Data section

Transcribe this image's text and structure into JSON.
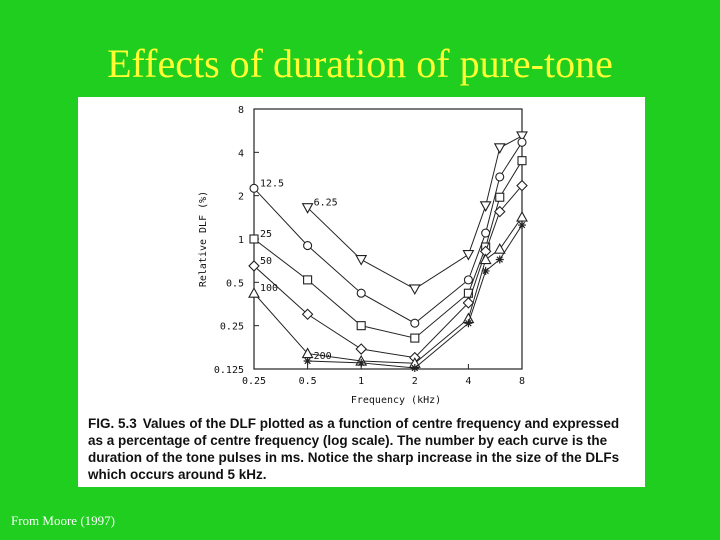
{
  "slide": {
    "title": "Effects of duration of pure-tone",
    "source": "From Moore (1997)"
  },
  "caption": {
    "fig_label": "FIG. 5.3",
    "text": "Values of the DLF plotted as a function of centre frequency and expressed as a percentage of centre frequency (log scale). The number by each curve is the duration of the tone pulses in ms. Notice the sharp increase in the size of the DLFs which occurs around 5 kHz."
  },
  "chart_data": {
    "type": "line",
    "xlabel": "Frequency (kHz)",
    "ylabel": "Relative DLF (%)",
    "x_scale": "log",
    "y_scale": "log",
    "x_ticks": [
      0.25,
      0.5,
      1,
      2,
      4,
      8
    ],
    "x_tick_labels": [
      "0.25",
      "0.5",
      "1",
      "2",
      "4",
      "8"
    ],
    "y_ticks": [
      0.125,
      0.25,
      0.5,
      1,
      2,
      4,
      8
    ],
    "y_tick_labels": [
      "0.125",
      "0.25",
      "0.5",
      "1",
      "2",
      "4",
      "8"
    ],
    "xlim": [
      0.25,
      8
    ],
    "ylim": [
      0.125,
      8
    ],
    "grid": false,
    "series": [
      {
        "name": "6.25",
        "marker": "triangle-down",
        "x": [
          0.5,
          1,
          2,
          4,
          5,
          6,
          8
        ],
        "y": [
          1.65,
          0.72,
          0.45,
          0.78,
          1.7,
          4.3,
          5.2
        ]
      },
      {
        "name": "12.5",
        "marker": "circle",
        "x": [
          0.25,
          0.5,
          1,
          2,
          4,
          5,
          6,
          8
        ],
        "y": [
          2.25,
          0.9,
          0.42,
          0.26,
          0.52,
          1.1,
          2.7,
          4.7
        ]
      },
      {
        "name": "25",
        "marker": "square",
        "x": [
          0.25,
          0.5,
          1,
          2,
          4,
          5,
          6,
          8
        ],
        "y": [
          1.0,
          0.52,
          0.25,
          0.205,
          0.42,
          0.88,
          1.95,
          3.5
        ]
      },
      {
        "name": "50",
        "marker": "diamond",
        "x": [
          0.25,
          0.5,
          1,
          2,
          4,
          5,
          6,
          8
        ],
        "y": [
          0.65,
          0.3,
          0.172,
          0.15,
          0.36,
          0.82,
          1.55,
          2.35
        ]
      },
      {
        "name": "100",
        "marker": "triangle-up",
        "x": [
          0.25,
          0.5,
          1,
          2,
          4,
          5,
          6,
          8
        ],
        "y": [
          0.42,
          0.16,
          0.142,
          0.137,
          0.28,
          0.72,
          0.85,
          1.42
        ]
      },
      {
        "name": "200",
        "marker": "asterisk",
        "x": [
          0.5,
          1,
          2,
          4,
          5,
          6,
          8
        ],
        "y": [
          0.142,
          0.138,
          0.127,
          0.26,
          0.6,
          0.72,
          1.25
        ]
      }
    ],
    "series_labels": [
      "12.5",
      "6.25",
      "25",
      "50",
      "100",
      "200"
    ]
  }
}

Problem statement
Count how many lines in the data contain the word "name", giving the number without comment.

Correct output
6